▶ _Exercise details_: Convert everything from the start of the records down to the line containing "colorbar xyxy=(596,32,621,495)" into a JSON list of strings, one string per line, omitting blank lines.

Part of a data file

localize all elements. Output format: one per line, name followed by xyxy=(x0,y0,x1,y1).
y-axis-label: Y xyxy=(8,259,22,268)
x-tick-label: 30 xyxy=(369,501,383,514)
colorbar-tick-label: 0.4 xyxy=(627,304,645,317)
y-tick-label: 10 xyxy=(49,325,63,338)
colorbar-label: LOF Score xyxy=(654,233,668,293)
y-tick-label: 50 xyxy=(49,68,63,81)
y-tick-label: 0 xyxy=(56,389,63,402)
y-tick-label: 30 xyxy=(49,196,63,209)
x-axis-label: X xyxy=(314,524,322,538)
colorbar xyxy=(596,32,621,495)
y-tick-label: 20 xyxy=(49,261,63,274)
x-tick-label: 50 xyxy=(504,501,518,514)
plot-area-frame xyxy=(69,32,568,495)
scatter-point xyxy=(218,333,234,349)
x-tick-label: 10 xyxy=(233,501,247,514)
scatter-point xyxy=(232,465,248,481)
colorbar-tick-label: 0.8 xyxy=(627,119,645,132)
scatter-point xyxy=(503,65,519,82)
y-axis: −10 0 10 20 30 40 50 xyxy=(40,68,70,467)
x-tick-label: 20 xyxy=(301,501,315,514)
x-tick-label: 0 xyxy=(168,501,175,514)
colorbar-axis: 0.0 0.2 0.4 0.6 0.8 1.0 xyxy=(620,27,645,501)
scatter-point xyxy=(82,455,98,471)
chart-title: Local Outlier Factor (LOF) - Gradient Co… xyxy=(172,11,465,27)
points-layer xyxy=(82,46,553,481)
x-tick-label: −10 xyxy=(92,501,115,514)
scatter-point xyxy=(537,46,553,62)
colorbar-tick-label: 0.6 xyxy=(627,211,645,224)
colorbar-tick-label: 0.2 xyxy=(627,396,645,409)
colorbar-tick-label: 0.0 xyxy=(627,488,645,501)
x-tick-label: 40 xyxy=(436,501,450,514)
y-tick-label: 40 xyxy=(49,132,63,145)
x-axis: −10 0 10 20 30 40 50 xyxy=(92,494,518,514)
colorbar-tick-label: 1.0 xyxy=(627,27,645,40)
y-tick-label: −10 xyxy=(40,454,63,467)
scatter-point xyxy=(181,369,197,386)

▶ _Solution for this exercise_:
[
  "localize all elements. Output format: one per line, name followed by xyxy=(x0,y0,x1,y1).",
  "y-axis-label: Y xyxy=(8,259,22,268)",
  "x-tick-label: 30 xyxy=(369,501,383,514)",
  "colorbar-tick-label: 0.4 xyxy=(627,304,645,317)",
  "y-tick-label: 10 xyxy=(49,325,63,338)",
  "colorbar-label: LOF Score xyxy=(654,233,668,293)",
  "y-tick-label: 50 xyxy=(49,68,63,81)",
  "y-tick-label: 0 xyxy=(56,389,63,402)",
  "y-tick-label: 30 xyxy=(49,196,63,209)",
  "x-axis-label: X xyxy=(314,524,322,538)",
  "colorbar xyxy=(596,32,621,495)"
]